WORK REQUEST:
Resume the issue thread about Spring auto-starting Lifecycle beans, picking up right after its last sentence.

Based on the following pseudo-code

Spring does NOT auto-start a solo Lifecycle bean:

  @Component public class ManualService implements Lifecycle {} 

Spring auto-starts any Lifecycle bean that is dependent of a SmartLifecycle:

  @Component public class ManualService implements Lifecycle {} 
  @Component public class AutoService implements SmartLifecycle {
    @Autowired private ManualService dependent;
    public boolean isAutoStartup() { return true; }
  }

Here is where I got confused. Spring auto-starts a Lifecycle bean even though, a few lines later, it determines it is not required:

@SpringBootApplication
public class Issue31337 {
  public static void main(String[] args) { SpringApplication.run(Issue31337.class, args); }

  @Component public static class ManualService implements Lifecycle {
    private boolean running;
    public void start() { running = true; System.out.println(this.getClass().getSimpleName()); }
    public void stop() { running = false; }
    public boolean isRunning() { return running; }
  }
  @Component public static class AutoService extends ManualService implements SmartLifecycle {
    @Autowired private ManualService dependent;
    public boolean isAutoStartup() { return false; }
  }
}

This means the mere presence of the SmartLifecycle bean in the context triggers all of stuff to occur. This is made all the harder to follow by #15122 which describes how a transitive Lifecycle bean is not started.

Now the behaviour is arguable both ways but surely autoStartup=false says "Leave me alone, I've got this". In my case, the AutoService start() explicitly calls dependent.start() so my workaround is to stop using Lifecycle to represent anything manually startable.


Affects: spring-context 5.3.28

Comment From: snicoll

@drekbour I didn't get what's confusing. The Javadoc of Lifecycle and SmartLifecycle clearly explains the difference between the two.

Note that the present Lifecycle interface is only supported on top-level singleton beans. On any other component, the Lifecycle interface will remain undetected and hence ignored. Also, note that the extended SmartLifecycle interface provides sophisticated integration with the application context's startup and shutdown phases.

SUPPLIED MATERIAL:

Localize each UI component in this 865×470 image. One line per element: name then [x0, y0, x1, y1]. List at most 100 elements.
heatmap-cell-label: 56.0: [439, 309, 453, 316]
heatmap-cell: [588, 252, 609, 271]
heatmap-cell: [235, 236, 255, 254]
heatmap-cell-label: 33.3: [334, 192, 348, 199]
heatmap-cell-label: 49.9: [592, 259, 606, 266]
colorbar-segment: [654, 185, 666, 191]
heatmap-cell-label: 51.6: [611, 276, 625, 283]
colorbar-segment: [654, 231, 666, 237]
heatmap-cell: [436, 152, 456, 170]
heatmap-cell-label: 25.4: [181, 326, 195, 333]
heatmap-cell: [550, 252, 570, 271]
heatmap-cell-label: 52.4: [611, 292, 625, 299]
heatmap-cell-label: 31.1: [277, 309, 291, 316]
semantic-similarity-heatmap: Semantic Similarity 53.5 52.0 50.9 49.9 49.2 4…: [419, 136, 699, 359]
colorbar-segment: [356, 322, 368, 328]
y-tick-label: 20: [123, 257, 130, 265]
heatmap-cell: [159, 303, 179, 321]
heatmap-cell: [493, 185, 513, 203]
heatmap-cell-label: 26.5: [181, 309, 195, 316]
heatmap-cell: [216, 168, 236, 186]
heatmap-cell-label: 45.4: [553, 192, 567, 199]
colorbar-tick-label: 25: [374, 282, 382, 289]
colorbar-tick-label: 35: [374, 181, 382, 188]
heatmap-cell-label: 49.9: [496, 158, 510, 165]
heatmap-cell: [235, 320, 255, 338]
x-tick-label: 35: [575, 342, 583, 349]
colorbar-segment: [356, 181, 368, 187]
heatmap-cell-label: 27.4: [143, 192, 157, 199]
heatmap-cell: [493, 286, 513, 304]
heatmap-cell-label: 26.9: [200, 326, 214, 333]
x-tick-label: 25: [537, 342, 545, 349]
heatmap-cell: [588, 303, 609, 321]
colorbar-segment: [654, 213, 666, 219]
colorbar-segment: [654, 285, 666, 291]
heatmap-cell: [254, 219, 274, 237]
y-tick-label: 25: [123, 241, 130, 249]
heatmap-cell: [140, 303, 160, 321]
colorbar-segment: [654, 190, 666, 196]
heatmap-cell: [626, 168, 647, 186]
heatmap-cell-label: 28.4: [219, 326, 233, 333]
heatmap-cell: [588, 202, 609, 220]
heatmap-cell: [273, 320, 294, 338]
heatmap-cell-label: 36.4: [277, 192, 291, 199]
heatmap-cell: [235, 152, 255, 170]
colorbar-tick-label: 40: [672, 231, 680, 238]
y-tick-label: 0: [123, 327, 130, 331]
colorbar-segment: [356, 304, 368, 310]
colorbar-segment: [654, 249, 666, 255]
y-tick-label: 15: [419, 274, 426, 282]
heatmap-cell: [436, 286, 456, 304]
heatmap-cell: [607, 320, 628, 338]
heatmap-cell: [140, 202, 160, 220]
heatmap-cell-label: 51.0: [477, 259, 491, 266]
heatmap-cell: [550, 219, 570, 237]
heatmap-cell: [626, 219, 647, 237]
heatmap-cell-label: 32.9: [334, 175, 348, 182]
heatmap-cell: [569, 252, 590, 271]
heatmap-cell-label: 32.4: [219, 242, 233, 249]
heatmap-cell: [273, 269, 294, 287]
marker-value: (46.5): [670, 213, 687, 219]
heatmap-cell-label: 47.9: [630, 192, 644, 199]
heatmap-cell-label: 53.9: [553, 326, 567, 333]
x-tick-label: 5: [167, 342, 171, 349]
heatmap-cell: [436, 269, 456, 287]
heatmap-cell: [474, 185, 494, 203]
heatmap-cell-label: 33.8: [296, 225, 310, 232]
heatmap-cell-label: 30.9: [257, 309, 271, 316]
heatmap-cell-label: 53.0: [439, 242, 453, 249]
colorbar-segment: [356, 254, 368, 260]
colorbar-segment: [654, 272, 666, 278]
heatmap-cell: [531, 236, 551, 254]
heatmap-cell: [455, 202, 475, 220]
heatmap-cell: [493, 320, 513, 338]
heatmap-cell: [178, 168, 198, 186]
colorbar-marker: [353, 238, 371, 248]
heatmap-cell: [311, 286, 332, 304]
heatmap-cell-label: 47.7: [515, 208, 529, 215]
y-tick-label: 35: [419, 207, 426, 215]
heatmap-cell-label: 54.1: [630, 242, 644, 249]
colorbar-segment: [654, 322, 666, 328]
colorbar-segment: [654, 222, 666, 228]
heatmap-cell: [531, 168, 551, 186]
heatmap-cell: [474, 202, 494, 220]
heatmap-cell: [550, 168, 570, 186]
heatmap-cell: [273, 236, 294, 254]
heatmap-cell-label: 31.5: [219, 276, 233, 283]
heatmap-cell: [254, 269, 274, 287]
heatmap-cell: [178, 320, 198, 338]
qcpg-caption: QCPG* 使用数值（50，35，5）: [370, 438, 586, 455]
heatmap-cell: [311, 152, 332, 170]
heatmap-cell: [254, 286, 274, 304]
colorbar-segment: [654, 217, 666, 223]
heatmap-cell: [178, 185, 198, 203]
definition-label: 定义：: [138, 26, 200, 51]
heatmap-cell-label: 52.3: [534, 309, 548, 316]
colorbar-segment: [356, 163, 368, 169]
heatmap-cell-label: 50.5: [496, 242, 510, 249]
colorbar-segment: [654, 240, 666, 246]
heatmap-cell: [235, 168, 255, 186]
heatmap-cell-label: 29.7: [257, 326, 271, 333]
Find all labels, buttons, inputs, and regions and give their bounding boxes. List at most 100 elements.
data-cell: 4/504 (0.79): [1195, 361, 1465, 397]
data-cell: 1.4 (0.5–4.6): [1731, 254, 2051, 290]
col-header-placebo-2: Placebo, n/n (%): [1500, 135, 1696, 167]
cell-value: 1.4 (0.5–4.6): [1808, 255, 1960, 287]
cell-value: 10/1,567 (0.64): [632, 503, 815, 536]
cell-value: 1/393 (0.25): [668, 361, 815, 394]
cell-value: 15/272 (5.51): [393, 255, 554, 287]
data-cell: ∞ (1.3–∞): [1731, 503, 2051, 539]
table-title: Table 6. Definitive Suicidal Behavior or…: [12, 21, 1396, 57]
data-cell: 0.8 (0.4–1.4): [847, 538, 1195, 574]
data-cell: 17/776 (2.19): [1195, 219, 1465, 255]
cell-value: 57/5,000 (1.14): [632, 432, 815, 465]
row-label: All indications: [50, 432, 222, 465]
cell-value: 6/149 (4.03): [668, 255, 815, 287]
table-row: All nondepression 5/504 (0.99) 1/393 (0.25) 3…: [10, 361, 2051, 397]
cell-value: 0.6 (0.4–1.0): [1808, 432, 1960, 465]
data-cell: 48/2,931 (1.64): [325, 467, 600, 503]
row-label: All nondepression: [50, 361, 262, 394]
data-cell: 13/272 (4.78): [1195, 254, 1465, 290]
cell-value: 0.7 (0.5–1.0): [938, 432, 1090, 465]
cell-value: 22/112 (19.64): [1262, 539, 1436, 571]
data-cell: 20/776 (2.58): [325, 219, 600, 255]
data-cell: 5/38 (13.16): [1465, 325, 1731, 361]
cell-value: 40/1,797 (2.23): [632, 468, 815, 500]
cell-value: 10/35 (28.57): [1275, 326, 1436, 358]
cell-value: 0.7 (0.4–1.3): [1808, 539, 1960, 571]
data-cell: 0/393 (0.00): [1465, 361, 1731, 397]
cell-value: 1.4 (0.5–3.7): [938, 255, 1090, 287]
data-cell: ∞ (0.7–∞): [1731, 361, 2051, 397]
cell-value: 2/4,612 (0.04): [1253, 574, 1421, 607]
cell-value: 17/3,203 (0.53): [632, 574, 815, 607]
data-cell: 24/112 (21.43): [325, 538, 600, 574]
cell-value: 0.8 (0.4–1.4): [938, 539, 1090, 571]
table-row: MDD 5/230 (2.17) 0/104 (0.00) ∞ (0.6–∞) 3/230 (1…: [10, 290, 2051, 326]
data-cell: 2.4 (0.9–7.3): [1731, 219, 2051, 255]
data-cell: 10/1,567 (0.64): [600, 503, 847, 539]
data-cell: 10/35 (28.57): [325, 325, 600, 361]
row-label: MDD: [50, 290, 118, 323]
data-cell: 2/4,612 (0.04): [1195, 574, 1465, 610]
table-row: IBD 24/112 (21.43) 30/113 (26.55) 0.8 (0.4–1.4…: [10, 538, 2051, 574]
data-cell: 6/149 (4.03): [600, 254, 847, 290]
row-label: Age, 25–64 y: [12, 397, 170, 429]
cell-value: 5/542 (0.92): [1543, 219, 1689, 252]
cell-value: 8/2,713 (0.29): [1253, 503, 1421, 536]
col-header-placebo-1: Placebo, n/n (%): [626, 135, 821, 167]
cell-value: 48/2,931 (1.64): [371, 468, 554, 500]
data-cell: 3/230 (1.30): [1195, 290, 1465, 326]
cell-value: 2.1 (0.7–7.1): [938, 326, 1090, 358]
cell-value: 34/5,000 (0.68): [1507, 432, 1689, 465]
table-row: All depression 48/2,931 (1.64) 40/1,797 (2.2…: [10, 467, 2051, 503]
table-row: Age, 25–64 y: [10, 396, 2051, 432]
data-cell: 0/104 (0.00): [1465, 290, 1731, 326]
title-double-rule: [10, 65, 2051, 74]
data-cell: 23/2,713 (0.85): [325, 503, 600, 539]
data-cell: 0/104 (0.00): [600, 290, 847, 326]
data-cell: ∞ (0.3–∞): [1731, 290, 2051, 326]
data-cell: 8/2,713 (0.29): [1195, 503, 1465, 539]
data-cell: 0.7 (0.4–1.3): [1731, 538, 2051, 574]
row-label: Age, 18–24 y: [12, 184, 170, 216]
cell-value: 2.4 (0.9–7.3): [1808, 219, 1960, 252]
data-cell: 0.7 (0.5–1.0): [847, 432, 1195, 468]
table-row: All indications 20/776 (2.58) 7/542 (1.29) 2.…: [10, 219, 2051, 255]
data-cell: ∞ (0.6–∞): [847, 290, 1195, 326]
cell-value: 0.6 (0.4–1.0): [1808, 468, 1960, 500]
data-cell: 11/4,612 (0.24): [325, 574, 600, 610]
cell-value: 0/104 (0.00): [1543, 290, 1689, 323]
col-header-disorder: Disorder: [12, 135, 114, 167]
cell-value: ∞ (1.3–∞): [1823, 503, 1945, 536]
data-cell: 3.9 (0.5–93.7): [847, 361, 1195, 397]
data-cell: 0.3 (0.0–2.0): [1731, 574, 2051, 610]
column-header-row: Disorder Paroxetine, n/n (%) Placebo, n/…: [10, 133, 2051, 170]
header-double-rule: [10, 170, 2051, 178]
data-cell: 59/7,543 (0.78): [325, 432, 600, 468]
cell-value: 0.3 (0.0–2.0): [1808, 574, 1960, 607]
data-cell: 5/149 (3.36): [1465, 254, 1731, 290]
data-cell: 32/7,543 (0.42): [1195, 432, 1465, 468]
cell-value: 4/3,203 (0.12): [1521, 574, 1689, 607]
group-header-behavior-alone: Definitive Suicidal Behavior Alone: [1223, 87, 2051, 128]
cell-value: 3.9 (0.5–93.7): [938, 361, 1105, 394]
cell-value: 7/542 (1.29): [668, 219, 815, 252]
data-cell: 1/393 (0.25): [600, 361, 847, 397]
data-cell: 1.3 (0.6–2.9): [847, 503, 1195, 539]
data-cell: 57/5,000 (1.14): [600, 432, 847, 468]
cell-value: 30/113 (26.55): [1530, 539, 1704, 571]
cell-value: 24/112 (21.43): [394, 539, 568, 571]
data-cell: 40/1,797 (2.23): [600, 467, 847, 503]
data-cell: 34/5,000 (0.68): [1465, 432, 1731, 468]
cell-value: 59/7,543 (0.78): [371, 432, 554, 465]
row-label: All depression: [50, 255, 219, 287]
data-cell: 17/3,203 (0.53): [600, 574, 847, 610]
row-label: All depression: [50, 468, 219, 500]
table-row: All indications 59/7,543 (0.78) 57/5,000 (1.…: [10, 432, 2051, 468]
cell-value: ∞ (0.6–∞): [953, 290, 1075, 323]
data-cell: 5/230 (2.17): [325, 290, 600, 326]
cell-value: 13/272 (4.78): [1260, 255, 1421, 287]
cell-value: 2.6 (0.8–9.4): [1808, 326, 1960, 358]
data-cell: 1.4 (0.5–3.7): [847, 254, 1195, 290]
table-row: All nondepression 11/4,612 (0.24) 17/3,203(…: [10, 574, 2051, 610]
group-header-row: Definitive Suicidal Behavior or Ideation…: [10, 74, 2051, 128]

OUTPUT FOR THIS TASK:
but surely autoStartup=false says "Leave me alone, I've got this

If you call startyourself, I have no idea what you're expecting. It should start the component, the autoStartup bit is about doing this for you.

I am willing to give it another try, but not based on pseudo code. If you believe something is still wrong after having reviewed the javadoc of both classes, please share a small sample that reproduces only the confusing case you've tried to describe. You can do that by attaching a zip to this issue or pushing the code to another GitHub repository.

Comment From: drekbour

If you call start yourself, I have no idea what you're expecting

Nor should you - I got this.

the autoStartup bit is about doing this for you.

But autoStartup is false so AutoService is not started by Spring but before it checks autoStartup and decides to skip it, DefaultLifecycleProcessor has already called start() on all of its Lifecycle dependencies. They did not need to be started.

not based on pseudo code

I have no IDE available (if such a thing can be true once onto the internet!) so edited the example freehand into something that should compile.

Comment From: snicoll

Cool. But we need a sample we can run ourselves. Not text in code that we’ll have to copy and miss a step you didn’t provide.